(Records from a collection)
____

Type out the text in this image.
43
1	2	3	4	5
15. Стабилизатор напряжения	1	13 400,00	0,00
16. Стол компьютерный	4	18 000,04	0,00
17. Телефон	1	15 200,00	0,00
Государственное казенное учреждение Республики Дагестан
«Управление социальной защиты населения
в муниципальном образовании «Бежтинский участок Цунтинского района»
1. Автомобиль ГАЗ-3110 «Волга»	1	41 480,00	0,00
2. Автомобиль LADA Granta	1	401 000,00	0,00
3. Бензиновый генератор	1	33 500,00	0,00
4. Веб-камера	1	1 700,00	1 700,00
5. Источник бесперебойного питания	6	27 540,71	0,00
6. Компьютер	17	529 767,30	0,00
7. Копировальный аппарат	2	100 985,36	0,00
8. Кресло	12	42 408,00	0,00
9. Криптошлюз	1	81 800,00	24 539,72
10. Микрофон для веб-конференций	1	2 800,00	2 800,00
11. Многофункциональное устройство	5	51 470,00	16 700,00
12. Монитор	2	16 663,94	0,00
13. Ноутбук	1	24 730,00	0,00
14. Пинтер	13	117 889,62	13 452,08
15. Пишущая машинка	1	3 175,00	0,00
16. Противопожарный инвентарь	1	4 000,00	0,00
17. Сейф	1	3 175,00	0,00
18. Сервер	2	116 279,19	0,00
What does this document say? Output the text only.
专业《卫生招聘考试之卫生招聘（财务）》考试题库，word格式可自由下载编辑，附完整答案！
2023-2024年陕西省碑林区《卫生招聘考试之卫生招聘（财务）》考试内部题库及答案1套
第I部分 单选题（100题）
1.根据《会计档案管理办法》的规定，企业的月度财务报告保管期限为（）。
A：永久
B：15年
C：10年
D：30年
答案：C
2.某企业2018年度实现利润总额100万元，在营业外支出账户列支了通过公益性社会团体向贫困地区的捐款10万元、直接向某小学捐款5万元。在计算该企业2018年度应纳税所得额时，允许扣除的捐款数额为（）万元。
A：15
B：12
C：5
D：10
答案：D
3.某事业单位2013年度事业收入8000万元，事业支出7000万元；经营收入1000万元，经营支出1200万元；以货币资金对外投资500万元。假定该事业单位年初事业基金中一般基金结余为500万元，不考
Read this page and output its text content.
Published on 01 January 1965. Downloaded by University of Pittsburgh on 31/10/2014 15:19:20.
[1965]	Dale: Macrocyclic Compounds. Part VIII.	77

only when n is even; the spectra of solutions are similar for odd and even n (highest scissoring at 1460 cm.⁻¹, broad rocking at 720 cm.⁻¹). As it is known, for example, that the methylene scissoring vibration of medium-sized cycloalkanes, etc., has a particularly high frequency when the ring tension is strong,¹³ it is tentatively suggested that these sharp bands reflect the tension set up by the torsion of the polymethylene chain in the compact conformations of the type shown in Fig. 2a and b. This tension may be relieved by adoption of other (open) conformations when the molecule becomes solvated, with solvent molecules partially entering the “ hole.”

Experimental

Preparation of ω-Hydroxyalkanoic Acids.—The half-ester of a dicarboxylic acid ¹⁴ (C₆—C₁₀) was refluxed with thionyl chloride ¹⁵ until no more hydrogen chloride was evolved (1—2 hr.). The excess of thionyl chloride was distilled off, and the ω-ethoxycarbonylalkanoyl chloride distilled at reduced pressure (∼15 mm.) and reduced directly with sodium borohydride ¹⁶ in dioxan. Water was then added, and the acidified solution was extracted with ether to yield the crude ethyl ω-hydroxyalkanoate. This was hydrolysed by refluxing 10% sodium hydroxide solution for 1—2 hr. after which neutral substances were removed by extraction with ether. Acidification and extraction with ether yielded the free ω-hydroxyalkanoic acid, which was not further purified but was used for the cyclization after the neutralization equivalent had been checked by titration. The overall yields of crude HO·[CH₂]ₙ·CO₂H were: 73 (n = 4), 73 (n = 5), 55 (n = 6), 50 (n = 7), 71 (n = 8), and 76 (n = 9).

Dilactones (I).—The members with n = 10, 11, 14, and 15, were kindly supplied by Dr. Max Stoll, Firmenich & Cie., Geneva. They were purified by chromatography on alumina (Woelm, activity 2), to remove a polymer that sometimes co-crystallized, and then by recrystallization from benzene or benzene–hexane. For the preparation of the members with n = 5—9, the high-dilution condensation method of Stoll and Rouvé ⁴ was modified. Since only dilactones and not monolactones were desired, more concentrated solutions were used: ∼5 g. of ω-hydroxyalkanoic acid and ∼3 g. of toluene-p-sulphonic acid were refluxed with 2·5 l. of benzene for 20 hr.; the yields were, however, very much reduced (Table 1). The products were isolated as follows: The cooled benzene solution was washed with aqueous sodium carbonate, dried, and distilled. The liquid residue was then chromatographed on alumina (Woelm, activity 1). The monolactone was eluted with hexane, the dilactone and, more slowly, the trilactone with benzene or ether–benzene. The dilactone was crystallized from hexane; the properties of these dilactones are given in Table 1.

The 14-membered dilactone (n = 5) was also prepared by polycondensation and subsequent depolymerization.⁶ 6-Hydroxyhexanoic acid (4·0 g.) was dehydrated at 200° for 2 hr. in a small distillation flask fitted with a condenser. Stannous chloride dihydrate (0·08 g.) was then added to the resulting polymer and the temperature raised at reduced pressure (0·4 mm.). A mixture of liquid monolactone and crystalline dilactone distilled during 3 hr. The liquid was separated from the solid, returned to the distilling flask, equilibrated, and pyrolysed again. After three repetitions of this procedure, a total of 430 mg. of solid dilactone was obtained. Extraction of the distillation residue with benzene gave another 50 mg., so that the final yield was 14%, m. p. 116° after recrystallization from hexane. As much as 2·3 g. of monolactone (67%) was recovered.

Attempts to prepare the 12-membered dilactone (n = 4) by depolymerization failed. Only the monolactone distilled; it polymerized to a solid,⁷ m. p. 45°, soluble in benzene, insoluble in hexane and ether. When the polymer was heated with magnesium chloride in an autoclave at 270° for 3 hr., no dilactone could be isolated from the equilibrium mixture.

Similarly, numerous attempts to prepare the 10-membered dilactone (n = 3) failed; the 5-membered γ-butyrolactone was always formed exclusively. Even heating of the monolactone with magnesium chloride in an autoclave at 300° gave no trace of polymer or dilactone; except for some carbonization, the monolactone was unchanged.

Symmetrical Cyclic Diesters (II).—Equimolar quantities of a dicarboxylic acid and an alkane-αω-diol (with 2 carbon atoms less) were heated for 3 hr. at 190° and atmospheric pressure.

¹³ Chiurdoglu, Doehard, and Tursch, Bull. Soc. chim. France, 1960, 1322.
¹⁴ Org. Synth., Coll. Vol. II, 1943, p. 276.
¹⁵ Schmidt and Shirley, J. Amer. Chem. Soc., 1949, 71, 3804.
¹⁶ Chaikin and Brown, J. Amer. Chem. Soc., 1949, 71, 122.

____

§ **Task to complete**: Recopy the whole listing exactly.

§ **Final answer**:
Type out the text in this image.
43
1	2	3	4	5
15. Стабилизатор напряжения	1	13 400,00	0,00
16. Стол компьютерный	4	18 000,04	0,00
17. Телефон	1	15 200,00	0,00
Государственное казенное учреждение Республики Дагестан
«Управление социальной защиты населения
в муниципальном образовании «Бежтинский участок Цунтинского района»
1. Автомобиль ГАЗ-3110 «Волга»	1	41 480,00	0,00
2. Автомобиль LADA Granta	1	401 000,00	0,00
3. Бензиновый генератор	1	33 500,00	0,00
4. Веб-камера	1	1 700,00	1 700,00
5. Источник бесперебойного питания	6	27 540,71	0,00
6. Компьютер	17	529 767,30	0,00
7. Копировальный аппарат	2	100 985,36	0,00
8. Кресло	12	42 408,00	0,00
9. Криптошлюз	1	81 800,00	24 539,72
10. Микрофон для веб-конференций	1	2 800,00	2 800,00
11. Многофункциональное устройство	5	51 470,00	16 700,00
12. Монитор	2	16 663,94	0,00
13. Ноутбук	1	24 730,00	0,00
14. Пинтер	13	117 889,62	13 452,08
15. Пишущая машинка	1	3 175,00	0,00
16. Противопожарный инвентарь	1	4 000,00	0,00
17. Сейф	1	3 175,00	0,00
18. Сервер	2	116 279,19	0,00
What does this document say? Output the text only.
专业《卫生招聘考试之卫生招聘（财务）》考试题库，word格式可自由下载编辑，附完整答案！
2023-2024年陕西省碑林区《卫生招聘考试之卫生招聘（财务）》考试内部题库及答案1套
第I部分 单选题（100题）
1.根据《会计档案管理办法》的规定，企业的月度财务报告保管期限为（）。
A：永久
B：15年
C：10年
D：30年
答案：C
2.某企业2018年度实现利润总额100万元，在营业外支出账户列支了通过公益性社会团体向贫困地区的捐款10万元、直接向某小学捐款5万元。在计算该企业2018年度应纳税所得额时，允许扣除的捐款数额为（）万元。
A：15
B：12
C：5
D：10
答案：D
3.某事业单位2013年度事业收入8000万元，事业支出7000万元；经营收入1000万元，经营支出1200万元；以货币资金对外投资500万元。假定该事业单位年初事业基金中一般基金结余为500万元，不考
Read this page and output its text content.
Published on 01 January 1965. Downloaded by University of Pittsburgh on 31/10/2014 15:19:20.
[1965]	Dale: Macrocyclic Compounds. Part VIII.	77

only when n is even; the spectra of solutions are similar for odd and even n (highest scissoring at 1460 cm.⁻¹, broad rocking at 720 cm.⁻¹). As it is known, for example, that the methylene scissoring vibration of medium-sized cycloalkanes, etc., has a particularly high frequency when the ring tension is strong,¹³ it is tentatively suggested that these sharp bands reflect the tension set up by the torsion of the polymethylene chain in the compact conformations of the type shown in Fig. 2a and b. This tension may be relieved by adoption of other (open) conformations when the molecule becomes solvated, with solvent molecules partially entering the “ hole.”

Experimental

Preparation of ω-Hydroxyalkanoic Acids.—The half-ester of a dicarboxylic acid ¹⁴ (C₆—C₁₀) was refluxed with thionyl chloride ¹⁵ until no more hydrogen chloride was evolved (1—2 hr.). The excess of thionyl chloride was distilled off, and the ω-ethoxycarbonylalkanoyl chloride distilled at reduced pressure (∼15 mm.) and reduced directly with sodium borohydride ¹⁶ in dioxan. Water was then added, and the acidified solution was extracted with ether to yield the crude ethyl ω-hydroxyalkanoate. This was hydrolysed by refluxing 10% sodium hydroxide solution for 1—2 hr. after which neutral substances were removed by extraction with ether. Acidification and extraction with ether yielded the free ω-hydroxyalkanoic acid, which was not further purified but was used for the cyclization after the neutralization equivalent had been checked by titration. The overall yields of crude HO·[CH₂]ₙ·CO₂H were: 73 (n = 4), 73 (n = 5), 55 (n = 6), 50 (n = 7), 71 (n = 8), and 76 (n = 9).

Dilactones (I).—The members with n = 10, 11, 14, and 15, were kindly supplied by Dr. Max Stoll, Firmenich & Cie., Geneva. They were purified by chromatography on alumina (Woelm, activity 2), to remove a polymer that sometimes co-crystallized, and then by recrystallization from benzene or benzene–hexane. For the preparation of the members with n = 5—9, the high-dilution condensation method of Stoll and Rouvé ⁴ was modified. Since only dilactones and not monolactones were desired, more concentrated solutions were used: ∼5 g. of ω-hydroxyalkanoic acid and ∼3 g. of toluene-p-sulphonic acid were refluxed with 2·5 l. of benzene for 20 hr.; the yields were, however, very much reduced (Table 1). The products were isolated as follows: The cooled benzene solution was washed with aqueous sodium carbonate, dried, and distilled. The liquid residue was then chromatographed on alumina (Woelm, activity 1). The monolactone was eluted with hexane, the dilactone and, more slowly, the trilactone with benzene or ether–benzene. The dilactone was crystallized from hexane; the properties of these dilactones are given in Table 1.

The 14-membered dilactone (n = 5) was also prepared by polycondensation and subsequent depolymerization.⁶ 6-Hydroxyhexanoic acid (4·0 g.) was dehydrated at 200° for 2 hr. in a small distillation flask fitted with a condenser. Stannous chloride dihydrate (0·08 g.) was then added to the resulting polymer and the temperature raised at reduced pressure (0·4 mm.). A mixture of liquid monolactone and crystalline dilactone distilled during 3 hr. The liquid was separated from the solid, returned to the distilling flask, equilibrated, and pyrolysed again. After three repetitions of this procedure, a total of 430 mg. of solid dilactone was obtained. Extraction of the distillation residue with benzene gave another 50 mg., so that the final yield was 14%, m. p. 116° after recrystallization from hexane. As much as 2·3 g. of monolactone (67%) was recovered.

Attempts to prepare the 12-membered dilactone (n = 4) by depolymerization failed. Only the monolactone distilled; it polymerized to a solid,⁷ m. p. 45°, soluble in benzene, insoluble in hexane and ether. When the polymer was heated with magnesium chloride in an autoclave at 270° for 3 hr., no dilactone could be isolated from the equilibrium mixture.

Similarly, numerous attempts to prepare the 10-membered dilactone (n = 3) failed; the 5-membered γ-butyrolactone was always formed exclusively. Even heating of the monolactone with magnesium chloride in an autoclave at 300° gave no trace of polymer or dilactone; except for some carbonization, the monolactone was unchanged.

Symmetrical Cyclic Diesters (II).—Equimolar quantities of a dicarboxylic acid and an alkane-αω-diol (with 2 carbon atoms less) were heated for 3 hr. at 190° and atmospheric pressure.

¹³ Chiurdoglu, Doehard, and Tursch, Bull. Soc. chim. France, 1960, 1322.
¹⁴ Org. Synth., Coll. Vol. II, 1943, p. 276.
¹⁵ Schmidt and Shirley, J. Amer. Chem. Soc., 1949, 71, 3804.
¹⁶ Chaikin and Brown, J. Amer. Chem. Soc., 1949, 71, 122.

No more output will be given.